▶ [Data]:
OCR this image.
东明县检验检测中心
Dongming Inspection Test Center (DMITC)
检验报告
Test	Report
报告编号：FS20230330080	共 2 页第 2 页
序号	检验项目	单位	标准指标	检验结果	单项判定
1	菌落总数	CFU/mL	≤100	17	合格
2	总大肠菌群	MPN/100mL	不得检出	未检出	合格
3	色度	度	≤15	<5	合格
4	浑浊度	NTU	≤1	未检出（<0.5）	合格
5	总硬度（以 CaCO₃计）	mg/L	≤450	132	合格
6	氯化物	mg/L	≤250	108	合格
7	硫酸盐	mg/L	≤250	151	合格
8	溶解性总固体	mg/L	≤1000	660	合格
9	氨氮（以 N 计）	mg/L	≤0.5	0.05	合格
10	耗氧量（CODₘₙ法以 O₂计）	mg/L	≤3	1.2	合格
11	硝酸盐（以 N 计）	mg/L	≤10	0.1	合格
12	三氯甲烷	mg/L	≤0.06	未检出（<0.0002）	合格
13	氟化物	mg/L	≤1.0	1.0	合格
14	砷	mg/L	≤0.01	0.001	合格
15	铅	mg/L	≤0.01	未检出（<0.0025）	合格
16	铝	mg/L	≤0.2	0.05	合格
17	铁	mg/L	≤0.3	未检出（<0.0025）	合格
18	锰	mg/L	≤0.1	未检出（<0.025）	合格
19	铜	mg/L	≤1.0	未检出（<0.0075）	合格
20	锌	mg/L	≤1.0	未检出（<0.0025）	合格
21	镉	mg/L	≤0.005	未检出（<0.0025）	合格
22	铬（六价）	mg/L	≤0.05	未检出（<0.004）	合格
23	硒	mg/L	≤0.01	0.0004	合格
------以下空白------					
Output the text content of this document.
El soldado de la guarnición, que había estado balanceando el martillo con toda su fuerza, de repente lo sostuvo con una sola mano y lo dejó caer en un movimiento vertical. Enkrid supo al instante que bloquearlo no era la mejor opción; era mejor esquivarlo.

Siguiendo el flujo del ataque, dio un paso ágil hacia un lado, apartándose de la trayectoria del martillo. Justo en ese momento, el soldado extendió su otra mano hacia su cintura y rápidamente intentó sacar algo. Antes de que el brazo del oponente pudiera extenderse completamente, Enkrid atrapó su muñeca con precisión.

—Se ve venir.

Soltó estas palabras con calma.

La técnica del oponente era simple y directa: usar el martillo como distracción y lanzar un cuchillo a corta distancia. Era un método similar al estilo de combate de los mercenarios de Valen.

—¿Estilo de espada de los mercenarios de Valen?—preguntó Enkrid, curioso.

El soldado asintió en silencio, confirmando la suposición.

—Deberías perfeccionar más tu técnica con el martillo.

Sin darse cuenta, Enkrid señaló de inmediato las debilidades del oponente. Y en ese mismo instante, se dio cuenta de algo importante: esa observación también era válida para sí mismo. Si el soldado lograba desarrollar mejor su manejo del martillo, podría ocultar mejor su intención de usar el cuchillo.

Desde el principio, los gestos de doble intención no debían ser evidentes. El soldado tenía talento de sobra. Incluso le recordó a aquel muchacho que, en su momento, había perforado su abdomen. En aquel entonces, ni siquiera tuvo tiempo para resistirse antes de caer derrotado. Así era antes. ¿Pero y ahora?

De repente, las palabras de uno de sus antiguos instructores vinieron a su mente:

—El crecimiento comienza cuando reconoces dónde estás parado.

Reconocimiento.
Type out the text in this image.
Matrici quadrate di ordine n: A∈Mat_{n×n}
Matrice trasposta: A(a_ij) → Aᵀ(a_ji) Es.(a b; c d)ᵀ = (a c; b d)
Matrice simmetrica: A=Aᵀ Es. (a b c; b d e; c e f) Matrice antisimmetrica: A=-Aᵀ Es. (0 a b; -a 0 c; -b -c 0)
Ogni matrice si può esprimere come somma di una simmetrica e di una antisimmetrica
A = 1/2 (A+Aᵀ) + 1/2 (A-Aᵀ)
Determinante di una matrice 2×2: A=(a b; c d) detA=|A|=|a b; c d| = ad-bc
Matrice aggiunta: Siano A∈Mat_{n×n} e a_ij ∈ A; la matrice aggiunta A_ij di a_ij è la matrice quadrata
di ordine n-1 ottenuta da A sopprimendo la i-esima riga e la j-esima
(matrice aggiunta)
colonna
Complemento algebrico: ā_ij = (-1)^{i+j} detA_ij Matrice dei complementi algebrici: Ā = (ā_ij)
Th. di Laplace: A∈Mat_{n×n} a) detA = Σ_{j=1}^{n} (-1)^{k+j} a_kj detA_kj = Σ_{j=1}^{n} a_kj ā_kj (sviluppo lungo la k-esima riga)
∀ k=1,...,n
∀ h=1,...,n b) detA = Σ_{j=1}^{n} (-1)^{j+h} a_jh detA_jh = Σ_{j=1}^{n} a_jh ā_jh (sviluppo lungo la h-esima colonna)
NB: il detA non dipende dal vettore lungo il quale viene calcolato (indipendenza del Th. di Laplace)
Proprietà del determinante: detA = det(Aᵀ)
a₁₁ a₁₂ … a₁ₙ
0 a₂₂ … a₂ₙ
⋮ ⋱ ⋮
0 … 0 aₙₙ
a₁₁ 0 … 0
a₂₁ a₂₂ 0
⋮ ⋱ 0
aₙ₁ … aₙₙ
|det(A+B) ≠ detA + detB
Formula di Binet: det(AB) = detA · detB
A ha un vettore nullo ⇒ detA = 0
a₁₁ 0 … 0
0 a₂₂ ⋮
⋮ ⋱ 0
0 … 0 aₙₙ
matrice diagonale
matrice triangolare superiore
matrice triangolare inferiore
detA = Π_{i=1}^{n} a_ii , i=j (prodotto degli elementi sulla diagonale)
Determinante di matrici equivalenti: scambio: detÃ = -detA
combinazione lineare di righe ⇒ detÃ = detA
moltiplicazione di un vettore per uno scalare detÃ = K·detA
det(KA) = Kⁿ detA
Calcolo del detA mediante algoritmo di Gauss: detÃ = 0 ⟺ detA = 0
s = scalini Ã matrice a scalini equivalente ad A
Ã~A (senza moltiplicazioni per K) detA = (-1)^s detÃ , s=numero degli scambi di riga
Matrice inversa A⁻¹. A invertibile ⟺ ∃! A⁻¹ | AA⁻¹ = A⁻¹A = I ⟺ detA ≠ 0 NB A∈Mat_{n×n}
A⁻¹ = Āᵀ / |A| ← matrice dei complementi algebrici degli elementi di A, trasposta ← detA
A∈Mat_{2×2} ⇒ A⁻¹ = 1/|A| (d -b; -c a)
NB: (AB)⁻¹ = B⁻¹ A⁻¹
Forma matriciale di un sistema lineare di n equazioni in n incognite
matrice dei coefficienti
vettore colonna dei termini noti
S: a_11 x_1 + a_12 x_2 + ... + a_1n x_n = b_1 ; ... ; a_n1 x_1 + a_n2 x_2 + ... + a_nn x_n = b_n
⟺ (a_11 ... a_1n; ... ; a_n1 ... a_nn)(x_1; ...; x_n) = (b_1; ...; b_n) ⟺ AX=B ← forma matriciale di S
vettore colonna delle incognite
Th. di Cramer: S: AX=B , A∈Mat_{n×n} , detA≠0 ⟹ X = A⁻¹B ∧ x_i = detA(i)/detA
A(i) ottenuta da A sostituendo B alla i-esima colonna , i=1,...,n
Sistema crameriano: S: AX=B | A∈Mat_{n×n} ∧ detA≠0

▶ [What you should do]: Give only the number of lines in the material above where the string "detÃ" appears.

▶ [Task response]: 5